--- Consigne A ---
D'après l'extrait sur Jusqu'au bout du monde, quelle actrice joue la fille d'Edith ?

La façon qu’a eue le cinéaste de traiter l’image du rêve apparaît d’autant plus extrêmement audacieuse qu’il fut l’un des premiers à faire usage de la vidéo HD – à l’époque encore à l’état de technologie expérimentale. Son désir de jouer sur la multiplication des formats d’image était déjà un acquis en soi tout au long du film, certes, vu que certaines scènes de la première moitié du récit avaient fait en sorte d’opérer des points de bascule entre le 35mm et l’archive vidéo. Pour autant, on reste bluffé par son refus de traiter la matière du rêve sous l’angle de l’onirisme. Tout repose ici sur une libération parfaitement chaotique des pixels et des couleurs, à la manière d’un cerveau humain au repos qui retravaillerait de façon aléatoire les visions issues de son inconscient, et où des représentations poétiques pourraient surgir au sein d’une « déchetterie d’images » (on cite là les propres mots du cinéaste). A l’écran, c’est tout juste si l’on n’a pas l’impression de se retrouver devant l’équivalent numérique d’une peinture impressionniste, pour ne pas dire pointilliste. A ce titre, ce qui passe en fin de compte pour la plus belle image renvoyée par un ordinateur dans le cortex de l’aveugle Edith ressemble à s’y méprendre à une toile de Vermeer : une femme, en l’occurrence sa propre fille restée à San Francisco (jouée par Lois Chiles, ex-Bond Girl de Moonraker), qui s’exprime face caméra. Scène magique qui résume et synthétise bien les quatre enjeux ici à l’œuvre : celui d’un récit, celui d’un film, celui d’une création et celui d’un art. Tout comme cette constante recherche picturale et graphique par Wenders et son équipe aura abouti, quoi qu’on en dise, à une œuvre d’une incroyable splendeur. Blindé de paysages sublimes qui impriment la rétine et de réminiscences cinéphiles bien trouvées (l’acteur aborigène David Gulpilil et deux acteurs fétiches de Yasujirō Ozu apparaissent ici au détour des escales australiennes et japonaises), Jusqu’au bout du monde finit par épouser les contours d’un vrai et grand rêve de cinéma à force de s’entêter à dénicher la matière même de ces rêves qui nous définissent et qui nous conditionnent.

--- Consigne B ---
Renvoyez sans aucune modification la partie des enregistrements qui commence à leur première ligne et se termine par la ligne contenant « seed-block: Use Random », ces deux lignes comprises.

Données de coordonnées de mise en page
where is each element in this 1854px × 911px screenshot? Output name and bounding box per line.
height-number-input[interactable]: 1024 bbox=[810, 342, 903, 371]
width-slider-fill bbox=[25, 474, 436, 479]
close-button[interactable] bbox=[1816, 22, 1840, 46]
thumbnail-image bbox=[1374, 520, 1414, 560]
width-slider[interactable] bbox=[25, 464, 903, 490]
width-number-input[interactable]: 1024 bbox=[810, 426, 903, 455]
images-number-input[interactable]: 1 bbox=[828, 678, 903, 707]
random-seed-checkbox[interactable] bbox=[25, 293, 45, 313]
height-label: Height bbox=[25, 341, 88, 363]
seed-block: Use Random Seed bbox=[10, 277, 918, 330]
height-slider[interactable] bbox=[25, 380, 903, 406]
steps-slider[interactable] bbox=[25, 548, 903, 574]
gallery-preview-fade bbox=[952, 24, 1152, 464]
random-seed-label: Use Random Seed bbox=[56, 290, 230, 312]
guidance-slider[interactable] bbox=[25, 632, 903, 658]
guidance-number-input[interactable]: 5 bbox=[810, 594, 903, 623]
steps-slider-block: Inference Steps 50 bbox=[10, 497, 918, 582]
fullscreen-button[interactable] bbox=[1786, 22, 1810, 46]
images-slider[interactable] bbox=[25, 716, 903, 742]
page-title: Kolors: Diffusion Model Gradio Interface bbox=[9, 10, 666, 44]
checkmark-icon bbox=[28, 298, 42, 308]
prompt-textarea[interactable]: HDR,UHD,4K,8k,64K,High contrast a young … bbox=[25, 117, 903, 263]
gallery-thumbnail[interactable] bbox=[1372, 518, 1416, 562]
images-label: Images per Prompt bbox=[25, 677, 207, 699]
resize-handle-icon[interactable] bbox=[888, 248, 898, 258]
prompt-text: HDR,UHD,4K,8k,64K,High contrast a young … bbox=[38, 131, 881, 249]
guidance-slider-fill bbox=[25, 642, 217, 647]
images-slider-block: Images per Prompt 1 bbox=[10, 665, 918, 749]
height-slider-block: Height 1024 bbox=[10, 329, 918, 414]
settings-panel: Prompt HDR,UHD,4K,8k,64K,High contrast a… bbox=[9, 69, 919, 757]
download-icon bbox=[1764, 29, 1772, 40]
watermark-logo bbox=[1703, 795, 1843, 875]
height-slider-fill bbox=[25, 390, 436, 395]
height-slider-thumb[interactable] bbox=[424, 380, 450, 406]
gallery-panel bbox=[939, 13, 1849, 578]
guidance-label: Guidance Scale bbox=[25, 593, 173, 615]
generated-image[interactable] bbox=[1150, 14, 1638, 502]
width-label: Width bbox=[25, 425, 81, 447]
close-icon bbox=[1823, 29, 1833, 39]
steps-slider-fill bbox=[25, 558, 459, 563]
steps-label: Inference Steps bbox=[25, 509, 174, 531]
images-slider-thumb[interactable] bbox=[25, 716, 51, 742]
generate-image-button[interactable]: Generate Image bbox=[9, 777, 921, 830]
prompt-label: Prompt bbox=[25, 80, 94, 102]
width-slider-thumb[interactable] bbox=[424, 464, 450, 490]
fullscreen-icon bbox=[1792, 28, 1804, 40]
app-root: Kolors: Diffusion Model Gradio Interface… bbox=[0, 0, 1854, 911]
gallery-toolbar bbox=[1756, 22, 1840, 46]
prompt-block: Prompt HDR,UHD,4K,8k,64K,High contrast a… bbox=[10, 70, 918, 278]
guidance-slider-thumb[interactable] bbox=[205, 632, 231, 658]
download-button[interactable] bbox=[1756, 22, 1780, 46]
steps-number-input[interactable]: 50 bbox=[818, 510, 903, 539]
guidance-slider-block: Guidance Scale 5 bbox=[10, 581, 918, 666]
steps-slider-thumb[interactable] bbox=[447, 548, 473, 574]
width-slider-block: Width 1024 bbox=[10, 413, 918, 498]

--- Corrigé A ---
Lois Chiles.

--- Corrigé B ---
where is each element in this 1854px × 911px screenshot? Output name and bounding box per line.
height-number-input[interactable]: 1024 bbox=[810, 342, 903, 371]
width-slider-fill bbox=[25, 474, 436, 479]
close-button[interactable] bbox=[1816, 22, 1840, 46]
thumbnail-image bbox=[1374, 520, 1414, 560]
width-slider[interactable] bbox=[25, 464, 903, 490]
width-number-input[interactable]: 1024 bbox=[810, 426, 903, 455]
images-number-input[interactable]: 1 bbox=[828, 678, 903, 707]
random-seed-checkbox[interactable] bbox=[25, 293, 45, 313]
height-label: Height bbox=[25, 341, 88, 363]
seed-block: Use Random Seed bbox=[10, 277, 918, 330]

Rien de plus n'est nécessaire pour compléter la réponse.